§ **Passage to read**
□ □ □ □

The Swiss cheese model of accident causation is a model used in risk analysis and risk management, including aviation safety, engineering, healthcare, emergency service organizations, and as the principle behind layered security, as used in computer security and defense in depth. It likens human systems to multiple slices of Swiss cheese, which has randomly placed and sized holes in each slice, stacked side by side, in which the risk of a threat becoming a reality is mitigated by the differing layers and types of defenses which are "layered" behind each other.  Therefore, in theory, lapses and weaknesses in one defense do not allow a risk to materialize (e.g. a hole in each slice in the stack aligning with holes in all other slices), since other defenses also exist (e.g. other slices of cheese), to prevent a single point of failure. The model was originally formally propounded by James T. Reason of the University of Manchester, and has since gained widespread acceptance.  It is sometimes called the "cumulative act effect".

□ □ □ □

§ **Dataset content**
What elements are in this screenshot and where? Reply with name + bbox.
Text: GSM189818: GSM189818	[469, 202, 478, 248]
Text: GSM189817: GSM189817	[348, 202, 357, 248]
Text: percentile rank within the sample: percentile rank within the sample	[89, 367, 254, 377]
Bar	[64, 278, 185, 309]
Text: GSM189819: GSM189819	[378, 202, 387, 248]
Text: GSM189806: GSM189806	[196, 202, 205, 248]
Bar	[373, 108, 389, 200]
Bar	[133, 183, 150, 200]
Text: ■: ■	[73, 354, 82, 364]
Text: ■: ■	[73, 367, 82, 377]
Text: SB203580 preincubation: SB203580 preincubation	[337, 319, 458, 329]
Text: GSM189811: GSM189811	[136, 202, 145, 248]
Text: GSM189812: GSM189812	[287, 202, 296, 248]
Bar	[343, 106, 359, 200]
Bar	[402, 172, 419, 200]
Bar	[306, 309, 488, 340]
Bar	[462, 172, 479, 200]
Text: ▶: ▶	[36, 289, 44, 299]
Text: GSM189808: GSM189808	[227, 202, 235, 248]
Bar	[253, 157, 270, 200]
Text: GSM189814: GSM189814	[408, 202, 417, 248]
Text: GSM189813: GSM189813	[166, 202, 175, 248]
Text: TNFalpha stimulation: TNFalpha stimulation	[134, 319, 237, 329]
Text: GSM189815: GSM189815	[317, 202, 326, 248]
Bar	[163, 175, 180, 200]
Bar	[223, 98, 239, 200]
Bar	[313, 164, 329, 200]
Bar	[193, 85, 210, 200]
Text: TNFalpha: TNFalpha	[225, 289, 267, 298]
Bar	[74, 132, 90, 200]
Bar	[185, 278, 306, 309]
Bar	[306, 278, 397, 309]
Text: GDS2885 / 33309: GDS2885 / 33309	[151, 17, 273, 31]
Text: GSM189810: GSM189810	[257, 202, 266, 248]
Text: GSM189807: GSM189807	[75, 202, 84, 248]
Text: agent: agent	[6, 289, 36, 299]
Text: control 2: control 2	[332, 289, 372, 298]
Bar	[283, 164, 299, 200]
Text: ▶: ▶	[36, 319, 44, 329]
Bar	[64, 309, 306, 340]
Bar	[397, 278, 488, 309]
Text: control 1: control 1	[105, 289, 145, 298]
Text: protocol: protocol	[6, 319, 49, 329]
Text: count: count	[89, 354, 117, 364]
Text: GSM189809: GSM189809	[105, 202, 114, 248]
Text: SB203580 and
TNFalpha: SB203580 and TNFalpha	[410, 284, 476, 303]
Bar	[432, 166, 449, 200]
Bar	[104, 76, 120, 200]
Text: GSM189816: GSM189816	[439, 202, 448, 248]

□ □ □ □

§ **Work order 1**
In the passage on the Swiss cheese model, list every field named between "including" and "and as the principle behind layered security."
§ **Work order 2**
Continue the passage on the Swiss cheese model from its last sentence.

§ **Expected answer 1**
aviation safety, engineering, healthcare, emergency service organizations

§ **Expected answer 2**
Although the Swiss cheese model is respected and considered to be a useful method of relating concepts, it has been subject to criticism that it is used too broadly, and without enough other models or support.

Holes and slices

In the Swiss cheese model, an organisation's defenses against failure are modeled as a series of imperfect barriers, represented as slices of cheese, specifically Swiss cheese with holes known as "eyes", such as Emmental cheese. The holes in the slices represent weaknesses in individual parts of the system and are continually varying in size and position across the slices. The system produces failures when a hole in each slice momentarily aligns, permitting (in Reason's words) "a trajectory of accident opportunity", so that a hazard passes through holes in all of the slices, leading to a failure.

Frosch described Reason's model in mathematical terms as a model in percolation theory, which he analyses as a Bethe lattice.

Active and latent failures
The model includes Active and Passive  failures. Active failures encompass the unsafe acts that can be directly linked to an accident, such as (in the case of aircraft accidents) a navigation error. Latent failures include contributory factors that may lie dormant for days, weeks, or months until they contribute to the accident. Latent failures span the first three domains of failure in Reason's model.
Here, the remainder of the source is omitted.